■ **Records from a data source**:
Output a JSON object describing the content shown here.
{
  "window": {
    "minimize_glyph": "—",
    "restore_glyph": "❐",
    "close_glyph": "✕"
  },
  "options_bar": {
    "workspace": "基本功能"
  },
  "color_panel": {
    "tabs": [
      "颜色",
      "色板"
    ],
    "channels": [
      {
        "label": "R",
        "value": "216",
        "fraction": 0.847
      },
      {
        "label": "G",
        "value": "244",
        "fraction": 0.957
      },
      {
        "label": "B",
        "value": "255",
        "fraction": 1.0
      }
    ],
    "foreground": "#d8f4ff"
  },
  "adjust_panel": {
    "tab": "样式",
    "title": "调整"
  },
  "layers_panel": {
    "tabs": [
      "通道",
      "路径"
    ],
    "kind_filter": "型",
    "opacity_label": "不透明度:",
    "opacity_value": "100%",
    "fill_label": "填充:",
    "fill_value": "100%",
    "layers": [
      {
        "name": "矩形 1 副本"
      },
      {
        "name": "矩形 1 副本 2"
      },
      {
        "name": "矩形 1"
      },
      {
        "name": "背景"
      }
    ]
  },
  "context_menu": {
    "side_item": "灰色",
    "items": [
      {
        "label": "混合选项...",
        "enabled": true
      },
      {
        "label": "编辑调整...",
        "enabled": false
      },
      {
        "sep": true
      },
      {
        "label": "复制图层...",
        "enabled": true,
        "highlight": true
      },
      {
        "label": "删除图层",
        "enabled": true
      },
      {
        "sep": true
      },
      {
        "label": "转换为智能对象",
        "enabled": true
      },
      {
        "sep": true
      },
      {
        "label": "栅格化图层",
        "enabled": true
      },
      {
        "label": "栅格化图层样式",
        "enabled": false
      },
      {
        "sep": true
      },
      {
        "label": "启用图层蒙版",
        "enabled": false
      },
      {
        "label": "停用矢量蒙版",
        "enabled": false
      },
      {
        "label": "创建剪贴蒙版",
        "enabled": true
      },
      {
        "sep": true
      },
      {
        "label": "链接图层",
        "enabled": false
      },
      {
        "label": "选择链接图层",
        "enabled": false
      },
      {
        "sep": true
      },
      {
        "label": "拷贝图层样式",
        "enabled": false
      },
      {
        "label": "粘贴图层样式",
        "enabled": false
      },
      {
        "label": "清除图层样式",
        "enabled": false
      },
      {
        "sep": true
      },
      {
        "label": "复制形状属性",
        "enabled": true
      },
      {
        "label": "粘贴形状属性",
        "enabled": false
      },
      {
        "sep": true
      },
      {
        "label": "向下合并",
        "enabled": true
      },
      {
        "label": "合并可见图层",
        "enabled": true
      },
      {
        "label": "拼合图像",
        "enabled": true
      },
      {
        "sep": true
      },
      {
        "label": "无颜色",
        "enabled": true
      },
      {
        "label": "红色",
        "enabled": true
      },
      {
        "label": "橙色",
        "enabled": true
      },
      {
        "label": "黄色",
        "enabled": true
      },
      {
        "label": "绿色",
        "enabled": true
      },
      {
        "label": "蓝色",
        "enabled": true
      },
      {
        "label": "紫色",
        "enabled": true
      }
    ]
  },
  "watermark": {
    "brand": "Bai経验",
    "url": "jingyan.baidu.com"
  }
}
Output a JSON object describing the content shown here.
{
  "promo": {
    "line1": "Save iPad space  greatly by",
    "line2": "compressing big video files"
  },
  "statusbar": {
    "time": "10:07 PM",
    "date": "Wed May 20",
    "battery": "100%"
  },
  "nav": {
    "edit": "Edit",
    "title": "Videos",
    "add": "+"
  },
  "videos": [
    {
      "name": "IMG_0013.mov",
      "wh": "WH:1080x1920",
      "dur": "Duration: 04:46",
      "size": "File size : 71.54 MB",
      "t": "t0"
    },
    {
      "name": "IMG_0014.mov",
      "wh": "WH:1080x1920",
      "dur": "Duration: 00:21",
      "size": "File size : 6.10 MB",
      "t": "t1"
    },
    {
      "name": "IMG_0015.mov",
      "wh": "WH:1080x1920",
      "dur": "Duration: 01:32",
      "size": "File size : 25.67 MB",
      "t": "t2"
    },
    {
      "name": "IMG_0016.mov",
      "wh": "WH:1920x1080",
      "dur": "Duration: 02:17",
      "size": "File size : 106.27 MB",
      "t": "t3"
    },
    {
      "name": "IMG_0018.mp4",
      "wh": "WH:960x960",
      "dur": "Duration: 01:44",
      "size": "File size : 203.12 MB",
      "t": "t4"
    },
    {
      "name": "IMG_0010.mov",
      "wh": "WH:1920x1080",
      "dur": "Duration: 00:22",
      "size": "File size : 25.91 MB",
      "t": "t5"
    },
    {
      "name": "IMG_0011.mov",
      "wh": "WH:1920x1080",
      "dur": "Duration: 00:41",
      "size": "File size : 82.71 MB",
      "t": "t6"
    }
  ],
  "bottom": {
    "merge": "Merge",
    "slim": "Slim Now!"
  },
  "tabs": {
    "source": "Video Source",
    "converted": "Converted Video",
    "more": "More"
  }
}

■ **REQUEST**: Restate the records, all of them, precisely as written.

■ **SOLUTION TO THIS EXERCISE**:
Output a JSON object describing the content shown here.
{
  "window": {
    "minimize_glyph": "—",
    "restore_glyph": "❐",
    "close_glyph": "✕"
  },
  "options_bar": {
    "workspace": "基本功能"
  },
  "color_panel": {
    "tabs": [
      "颜色",
      "色板"
    ],
    "channels": [
      {
        "label": "R",
        "value": "216",
        "fraction": 0.847
      },
      {
        "label": "G",
        "value": "244",
        "fraction": 0.957
      },
      {
        "label": "B",
        "value": "255",
        "fraction": 1.0
      }
    ],
    "foreground": "#d8f4ff"
  },
  "adjust_panel": {
    "tab": "样式",
    "title": "调整"
  },
  "layers_panel": {
    "tabs": [
      "通道",
      "路径"
    ],
    "kind_filter": "型",
    "opacity_label": "不透明度:",
    "opacity_value": "100%",
    "fill_label": "填充:",
    "fill_value": "100%",
    "layers": [
      {
        "name": "矩形 1 副本"
      },
      {
        "name": "矩形 1 副本 2"
      },
      {
        "name": "矩形 1"
      },
      {
        "name": "背景"
      }
    ]
  },
  "context_menu": {
    "side_item": "灰色",
    "items": [
      {
        "label": "混合选项...",
        "enabled": true
      },
      {
        "label": "编辑调整...",
        "enabled": false
      },
      {
        "sep": true
      },
      {
        "label": "复制图层...",
        "enabled": true,
        "highlight": true
      },
      {
        "label": "删除图层",
        "enabled": true
      },
      {
        "sep": true
      },
      {
        "label": "转换为智能对象",
        "enabled": true
      },
      {
        "sep": true
      },
      {
        "label": "栅格化图层",
        "enabled": true
      },
      {
        "label": "栅格化图层样式",
        "enabled": false
      },
      {
        "sep": true
      },
      {
        "label": "启用图层蒙版",
        "enabled": false
      },
      {
        "label": "停用矢量蒙版",
        "enabled": false
      },
      {
        "label": "创建剪贴蒙版",
        "enabled": true
      },
      {
        "sep": true
      },
      {
        "label": "链接图层",
        "enabled": false
      },
      {
        "label": "选择链接图层",
        "enabled": false
      },
      {
        "sep": true
      },
      {
        "label": "拷贝图层样式",
        "enabled": false
      },
      {
        "label": "粘贴图层样式",
        "enabled": false
      },
      {
        "label": "清除图层样式",
        "enabled": false
      },
      {
        "sep": true
      },
      {
        "label": "复制形状属性",
        "enabled": true
      },
      {
        "label": "粘贴形状属性",
        "enabled": false
      },
      {
        "sep": true
      },
      {
        "label": "向下合并",
        "enabled": true
      },
      {
        "label": "合并可见图层",
        "enabled": true
      },
      {
        "label": "拼合图像",
        "enabled": true
      },
      {
        "sep": true
      },
      {
        "label": "无颜色",
        "enabled": true
      },
      {
        "label": "红色",
        "enabled": true
      },
      {
        "label": "橙色",
        "enabled": true
      },
      {
        "label": "黄色",
        "enabled": true
      },
      {
        "label": "绿色",
        "enabled": true
      },
      {
        "label": "蓝色",
        "enabled": true
      },
      {
        "label": "紫色",
        "enabled": true
      }
    ]
  },
  "watermark": {
    "brand": "Bai経验",
    "url": "jingyan.baidu.com"
  }
}
Output a JSON object describing the content shown here.
{
  "promo": {
    "line1": "Save iPad space  greatly by",
    "line2": "compressing big video files"
  },
  "statusbar": {
    "time": "10:07 PM",
    "date": "Wed May 20",
    "battery": "100%"
  },
  "nav": {
    "edit": "Edit",
    "title": "Videos",
    "add": "+"
  },
  "videos": [
    {
      "name": "IMG_0013.mov",
      "wh": "WH:1080x1920",
      "dur": "Duration: 04:46",
      "size": "File size : 71.54 MB",
      "t": "t0"
    },
    {
      "name": "IMG_0014.mov",
      "wh": "WH:1080x1920",
      "dur": "Duration: 00:21",
      "size": "File size : 6.10 MB",
      "t": "t1"
    },
    {
      "name": "IMG_0015.mov",
      "wh": "WH:1080x1920",
      "dur": "Duration: 01:32",
      "size": "File size : 25.67 MB",
      "t": "t2"
    },
    {
      "name": "IMG_0016.mov",
      "wh": "WH:1920x1080",
      "dur": "Duration: 02:17",
      "size": "File size : 106.27 MB",
      "t": "t3"
    },
    {
      "name": "IMG_0018.mp4",
      "wh": "WH:960x960",
      "dur": "Duration: 01:44",
      "size": "File size : 203.12 MB",
      "t": "t4"
    },
    {
      "name": "IMG_0010.mov",
      "wh": "WH:1920x1080",
      "dur": "Duration: 00:22",
      "size": "File size : 25.91 MB",
      "t": "t5"
    },
    {
      "name": "IMG_0011.mov",
      "wh": "WH:1920x1080",
      "dur": "Duration: 00:41",
      "size": "File size : 82.71 MB",
      "t": "t6"
    }
  ],
  "bottom": {
    "merge": "Merge",
    "slim": "Slim Now!"
  },
  "tabs": {
    "source": "Video Source",
    "converted": "Converted Video",
    "more": "More"
  }
}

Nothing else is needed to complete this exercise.